Extracted information →
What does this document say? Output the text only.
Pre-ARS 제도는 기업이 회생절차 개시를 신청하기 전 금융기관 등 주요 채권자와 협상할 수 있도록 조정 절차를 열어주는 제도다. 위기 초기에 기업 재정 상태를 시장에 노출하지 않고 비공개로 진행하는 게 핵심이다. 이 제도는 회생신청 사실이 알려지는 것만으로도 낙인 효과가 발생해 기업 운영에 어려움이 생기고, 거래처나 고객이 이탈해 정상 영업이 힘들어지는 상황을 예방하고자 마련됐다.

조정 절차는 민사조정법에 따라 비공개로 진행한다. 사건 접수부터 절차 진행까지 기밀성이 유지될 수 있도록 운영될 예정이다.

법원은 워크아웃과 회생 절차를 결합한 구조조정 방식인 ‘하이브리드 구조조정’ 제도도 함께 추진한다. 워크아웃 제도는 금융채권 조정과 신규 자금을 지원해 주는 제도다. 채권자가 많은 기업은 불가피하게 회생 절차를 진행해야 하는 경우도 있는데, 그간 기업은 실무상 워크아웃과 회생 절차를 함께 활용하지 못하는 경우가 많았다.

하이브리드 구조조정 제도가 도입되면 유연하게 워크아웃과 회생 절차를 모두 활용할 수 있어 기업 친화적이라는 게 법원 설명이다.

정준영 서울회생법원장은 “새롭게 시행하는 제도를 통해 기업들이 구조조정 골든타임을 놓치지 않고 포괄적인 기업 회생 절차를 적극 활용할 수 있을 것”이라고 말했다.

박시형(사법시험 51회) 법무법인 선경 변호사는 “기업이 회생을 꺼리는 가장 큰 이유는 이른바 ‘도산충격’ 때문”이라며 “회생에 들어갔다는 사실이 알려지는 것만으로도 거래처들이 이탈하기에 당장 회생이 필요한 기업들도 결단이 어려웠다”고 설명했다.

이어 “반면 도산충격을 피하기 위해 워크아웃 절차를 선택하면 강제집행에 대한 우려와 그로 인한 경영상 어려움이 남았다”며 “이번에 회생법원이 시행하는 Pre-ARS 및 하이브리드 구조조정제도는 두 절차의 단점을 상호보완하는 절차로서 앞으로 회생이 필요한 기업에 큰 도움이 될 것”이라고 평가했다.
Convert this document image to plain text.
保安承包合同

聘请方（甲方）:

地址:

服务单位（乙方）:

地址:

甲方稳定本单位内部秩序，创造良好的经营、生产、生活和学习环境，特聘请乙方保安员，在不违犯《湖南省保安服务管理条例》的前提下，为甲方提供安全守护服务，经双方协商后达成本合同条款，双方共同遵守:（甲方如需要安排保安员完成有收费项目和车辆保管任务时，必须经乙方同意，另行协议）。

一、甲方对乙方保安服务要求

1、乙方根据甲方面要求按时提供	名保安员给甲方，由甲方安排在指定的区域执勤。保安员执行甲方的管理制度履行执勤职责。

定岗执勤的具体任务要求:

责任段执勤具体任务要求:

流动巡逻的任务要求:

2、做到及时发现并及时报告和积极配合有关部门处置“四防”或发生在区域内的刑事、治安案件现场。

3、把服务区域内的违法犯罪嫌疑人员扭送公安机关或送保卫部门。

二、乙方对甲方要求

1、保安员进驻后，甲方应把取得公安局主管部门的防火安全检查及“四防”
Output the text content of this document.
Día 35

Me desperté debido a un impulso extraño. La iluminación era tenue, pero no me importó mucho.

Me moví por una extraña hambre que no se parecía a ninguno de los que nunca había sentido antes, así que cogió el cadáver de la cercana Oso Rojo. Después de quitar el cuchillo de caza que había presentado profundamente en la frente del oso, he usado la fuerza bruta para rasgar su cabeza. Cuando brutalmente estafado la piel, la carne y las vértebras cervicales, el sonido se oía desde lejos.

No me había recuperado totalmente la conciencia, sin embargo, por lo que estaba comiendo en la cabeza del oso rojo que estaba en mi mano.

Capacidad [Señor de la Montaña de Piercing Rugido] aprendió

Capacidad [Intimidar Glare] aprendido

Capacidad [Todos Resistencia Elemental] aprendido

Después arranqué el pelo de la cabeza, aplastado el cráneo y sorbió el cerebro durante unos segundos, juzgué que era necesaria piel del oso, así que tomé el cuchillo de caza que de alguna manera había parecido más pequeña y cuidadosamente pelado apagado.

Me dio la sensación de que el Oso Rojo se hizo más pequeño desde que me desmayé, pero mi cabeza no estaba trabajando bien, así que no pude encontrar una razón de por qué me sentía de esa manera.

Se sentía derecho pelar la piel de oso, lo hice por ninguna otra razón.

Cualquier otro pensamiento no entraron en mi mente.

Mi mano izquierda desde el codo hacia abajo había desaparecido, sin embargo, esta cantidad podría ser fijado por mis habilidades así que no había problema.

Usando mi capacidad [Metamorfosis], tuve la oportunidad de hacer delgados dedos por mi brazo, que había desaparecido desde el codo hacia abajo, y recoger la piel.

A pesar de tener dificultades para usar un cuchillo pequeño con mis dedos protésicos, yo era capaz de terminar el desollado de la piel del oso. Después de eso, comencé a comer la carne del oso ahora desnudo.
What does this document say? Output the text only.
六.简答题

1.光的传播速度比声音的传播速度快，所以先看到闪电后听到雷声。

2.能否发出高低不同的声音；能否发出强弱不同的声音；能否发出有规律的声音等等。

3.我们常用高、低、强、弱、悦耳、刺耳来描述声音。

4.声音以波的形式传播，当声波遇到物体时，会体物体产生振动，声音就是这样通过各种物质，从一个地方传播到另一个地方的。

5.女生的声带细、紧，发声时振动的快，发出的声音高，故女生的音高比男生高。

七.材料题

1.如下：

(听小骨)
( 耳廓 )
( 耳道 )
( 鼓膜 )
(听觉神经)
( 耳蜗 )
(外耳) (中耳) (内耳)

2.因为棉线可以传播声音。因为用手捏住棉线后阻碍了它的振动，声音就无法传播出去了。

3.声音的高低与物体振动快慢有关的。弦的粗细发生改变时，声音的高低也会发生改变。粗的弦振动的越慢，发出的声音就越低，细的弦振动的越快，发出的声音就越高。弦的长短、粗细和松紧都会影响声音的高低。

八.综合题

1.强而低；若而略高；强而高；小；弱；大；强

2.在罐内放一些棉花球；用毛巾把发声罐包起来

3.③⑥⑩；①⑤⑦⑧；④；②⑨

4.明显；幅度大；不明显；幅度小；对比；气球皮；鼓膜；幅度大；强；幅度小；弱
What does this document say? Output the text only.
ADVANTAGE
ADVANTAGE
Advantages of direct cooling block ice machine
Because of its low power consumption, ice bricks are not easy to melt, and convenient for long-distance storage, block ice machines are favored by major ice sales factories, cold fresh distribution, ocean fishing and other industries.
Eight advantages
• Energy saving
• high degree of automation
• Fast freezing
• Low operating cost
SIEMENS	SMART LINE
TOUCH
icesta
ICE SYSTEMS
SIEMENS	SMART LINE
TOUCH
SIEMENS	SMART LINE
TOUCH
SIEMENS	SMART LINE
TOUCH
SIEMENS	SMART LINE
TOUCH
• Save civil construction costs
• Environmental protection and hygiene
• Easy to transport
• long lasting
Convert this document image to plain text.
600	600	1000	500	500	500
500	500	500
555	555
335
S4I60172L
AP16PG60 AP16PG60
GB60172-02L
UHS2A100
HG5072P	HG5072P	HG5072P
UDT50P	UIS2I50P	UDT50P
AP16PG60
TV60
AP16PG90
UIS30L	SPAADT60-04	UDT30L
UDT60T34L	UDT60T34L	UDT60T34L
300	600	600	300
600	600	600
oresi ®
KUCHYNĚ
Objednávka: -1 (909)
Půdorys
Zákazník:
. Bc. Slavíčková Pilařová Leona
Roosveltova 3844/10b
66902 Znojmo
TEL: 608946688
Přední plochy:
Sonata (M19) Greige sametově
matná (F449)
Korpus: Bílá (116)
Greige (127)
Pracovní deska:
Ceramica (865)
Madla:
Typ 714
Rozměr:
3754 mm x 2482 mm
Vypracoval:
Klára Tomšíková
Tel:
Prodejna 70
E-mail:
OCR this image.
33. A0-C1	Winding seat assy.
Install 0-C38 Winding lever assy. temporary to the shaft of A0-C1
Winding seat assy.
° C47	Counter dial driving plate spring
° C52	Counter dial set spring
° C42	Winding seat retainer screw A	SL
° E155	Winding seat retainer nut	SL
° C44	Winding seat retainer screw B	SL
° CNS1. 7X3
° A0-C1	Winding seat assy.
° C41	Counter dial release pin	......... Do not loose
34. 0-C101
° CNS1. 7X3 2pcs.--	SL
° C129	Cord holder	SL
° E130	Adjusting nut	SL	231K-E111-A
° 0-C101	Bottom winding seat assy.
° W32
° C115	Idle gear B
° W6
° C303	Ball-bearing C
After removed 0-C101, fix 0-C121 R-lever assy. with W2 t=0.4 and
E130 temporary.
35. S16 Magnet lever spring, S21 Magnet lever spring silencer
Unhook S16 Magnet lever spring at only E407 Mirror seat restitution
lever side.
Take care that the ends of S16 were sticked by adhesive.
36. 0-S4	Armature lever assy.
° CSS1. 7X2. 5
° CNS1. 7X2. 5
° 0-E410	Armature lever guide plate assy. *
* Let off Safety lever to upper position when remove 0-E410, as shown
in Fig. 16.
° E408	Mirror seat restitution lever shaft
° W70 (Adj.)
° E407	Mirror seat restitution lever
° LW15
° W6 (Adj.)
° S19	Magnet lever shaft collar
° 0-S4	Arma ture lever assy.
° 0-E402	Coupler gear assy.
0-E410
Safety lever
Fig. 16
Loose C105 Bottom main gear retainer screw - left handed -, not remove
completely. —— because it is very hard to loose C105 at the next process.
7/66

Work required → Report how many lines of the entries hold the string "Safety". Provide the number alone.

Final answer → 2